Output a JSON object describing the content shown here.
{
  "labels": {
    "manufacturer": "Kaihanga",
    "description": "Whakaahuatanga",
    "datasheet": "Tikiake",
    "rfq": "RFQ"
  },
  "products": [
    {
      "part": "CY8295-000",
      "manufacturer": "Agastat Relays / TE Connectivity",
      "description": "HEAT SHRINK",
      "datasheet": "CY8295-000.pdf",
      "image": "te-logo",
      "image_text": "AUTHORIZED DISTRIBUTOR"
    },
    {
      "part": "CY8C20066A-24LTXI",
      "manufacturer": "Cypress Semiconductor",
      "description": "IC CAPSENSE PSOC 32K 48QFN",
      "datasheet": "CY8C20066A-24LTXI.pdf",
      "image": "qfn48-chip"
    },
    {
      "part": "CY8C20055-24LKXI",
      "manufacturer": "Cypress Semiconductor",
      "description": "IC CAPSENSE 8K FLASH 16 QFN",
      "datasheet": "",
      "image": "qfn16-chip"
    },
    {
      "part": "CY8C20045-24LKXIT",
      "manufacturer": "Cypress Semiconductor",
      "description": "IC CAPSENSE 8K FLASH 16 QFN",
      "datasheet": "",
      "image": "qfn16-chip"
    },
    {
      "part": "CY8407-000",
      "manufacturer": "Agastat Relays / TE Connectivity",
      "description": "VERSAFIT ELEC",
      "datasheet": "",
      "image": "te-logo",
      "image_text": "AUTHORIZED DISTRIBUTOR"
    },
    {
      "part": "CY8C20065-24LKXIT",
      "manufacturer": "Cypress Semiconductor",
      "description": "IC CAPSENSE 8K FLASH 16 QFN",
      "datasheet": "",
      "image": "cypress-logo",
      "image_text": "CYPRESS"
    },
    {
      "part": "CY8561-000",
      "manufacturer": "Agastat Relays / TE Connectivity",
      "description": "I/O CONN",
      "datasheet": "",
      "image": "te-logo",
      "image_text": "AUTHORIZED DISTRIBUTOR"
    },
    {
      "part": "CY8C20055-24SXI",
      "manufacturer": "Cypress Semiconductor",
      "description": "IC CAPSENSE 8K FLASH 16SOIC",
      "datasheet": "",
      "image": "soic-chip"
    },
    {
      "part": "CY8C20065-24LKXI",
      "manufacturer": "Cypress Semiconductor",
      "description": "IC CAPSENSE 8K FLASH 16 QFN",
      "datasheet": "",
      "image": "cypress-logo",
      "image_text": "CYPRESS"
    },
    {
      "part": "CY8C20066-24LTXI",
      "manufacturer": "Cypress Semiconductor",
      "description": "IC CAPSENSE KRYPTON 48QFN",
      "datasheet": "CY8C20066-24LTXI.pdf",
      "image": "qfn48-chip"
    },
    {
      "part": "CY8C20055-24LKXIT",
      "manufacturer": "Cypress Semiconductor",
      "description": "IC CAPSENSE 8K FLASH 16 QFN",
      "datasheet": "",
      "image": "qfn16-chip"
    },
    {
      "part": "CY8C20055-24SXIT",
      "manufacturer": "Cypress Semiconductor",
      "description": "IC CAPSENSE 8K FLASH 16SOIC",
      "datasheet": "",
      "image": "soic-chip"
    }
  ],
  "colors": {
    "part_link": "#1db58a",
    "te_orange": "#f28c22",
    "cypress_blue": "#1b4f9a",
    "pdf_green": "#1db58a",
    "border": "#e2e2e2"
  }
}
§ §
_Written problem_
Give the records above again, word for word.

_Exercise response_
Output a JSON object describing the content shown here.
{
  "labels": {
    "manufacturer": "Kaihanga",
    "description": "Whakaahuatanga",
    "datasheet": "Tikiake",
    "rfq": "RFQ"
  },
  "products": [
    {
      "part": "CY8295-000",
      "manufacturer": "Agastat Relays / TE Connectivity",
      "description": "HEAT SHRINK",
      "datasheet": "CY8295-000.pdf",
      "image": "te-logo",
      "image_text": "AUTHORIZED DISTRIBUTOR"
    },
    {
      "part": "CY8C20066A-24LTXI",
      "manufacturer": "Cypress Semiconductor",
      "description": "IC CAPSENSE PSOC 32K 48QFN",
      "datasheet": "CY8C20066A-24LTXI.pdf",
      "image": "qfn48-chip"
    },
    {
      "part": "CY8C20055-24LKXI",
      "manufacturer": "Cypress Semiconductor",
      "description": "IC CAPSENSE 8K FLASH 16 QFN",
      "datasheet": "",
      "image": "qfn16-chip"
    },
    {
      "part": "CY8C20045-24LKXIT",
      "manufacturer": "Cypress Semiconductor",
      "description": "IC CAPSENSE 8K FLASH 16 QFN",
      "datasheet": "",
      "image": "qfn16-chip"
    },
    {
      "part": "CY8407-000",
      "manufacturer": "Agastat Relays / TE Connectivity",
      "description": "VERSAFIT ELEC",
      "datasheet": "",
      "image": "te-logo",
      "image_text": "AUTHORIZED DISTRIBUTOR"
    },
    {
      "part": "CY8C20065-24LKXIT",
      "manufacturer": "Cypress Semiconductor",
      "description": "IC CAPSENSE 8K FLASH 16 QFN",
      "datasheet": "",
      "image": "cypress-logo",
      "image_text": "CYPRESS"
    },
    {
      "part": "CY8561-000",
      "manufacturer": "Agastat Relays / TE Connectivity",
      "description": "I/O CONN",
      "datasheet": "",
      "image": "te-logo",
      "image_text": "AUTHORIZED DISTRIBUTOR"
    },
    {
      "part": "CY8C20055-24SXI",
      "manufacturer": "Cypress Semiconductor",
      "description": "IC CAPSENSE 8K FLASH 16SOIC",
      "datasheet": "",
      "image": "soic-chip"
    },
    {
      "part": "CY8C20065-24LKXI",
      "manufacturer": "Cypress Semiconductor",
      "description": "IC CAPSENSE 8K FLASH 16 QFN",
      "datasheet": "",
      "image": "cypress-logo",
      "image_text": "CYPRESS"
    },
    {
      "part": "CY8C20066-24LTXI",
      "manufacturer": "Cypress Semiconductor",
      "description": "IC CAPSENSE KRYPTON 48QFN",
      "datasheet": "CY8C20066-24LTXI.pdf",
      "image": "qfn48-chip"
    },
    {
      "part": "CY8C20055-24LKXIT",
      "manufacturer": "Cypress Semiconductor",
      "description": "IC CAPSENSE 8K FLASH 16 QFN",
      "datasheet": "",
      "image": "qfn16-chip"
    },
    {
      "part": "CY8C20055-24SXIT",
      "manufacturer": "Cypress Semiconductor",
      "description": "IC CAPSENSE 8K FLASH 16SOIC",
      "datasheet": "",
      "image": "soic-chip"
    }
  ],
  "colors": {
    "part_link": "#1db58a",
    "te_orange": "#f28c22",
    "cypress_blue": "#1b4f9a",
    "pdf_green": "#1db58a",
    "border": "#e2e2e2"
  }
}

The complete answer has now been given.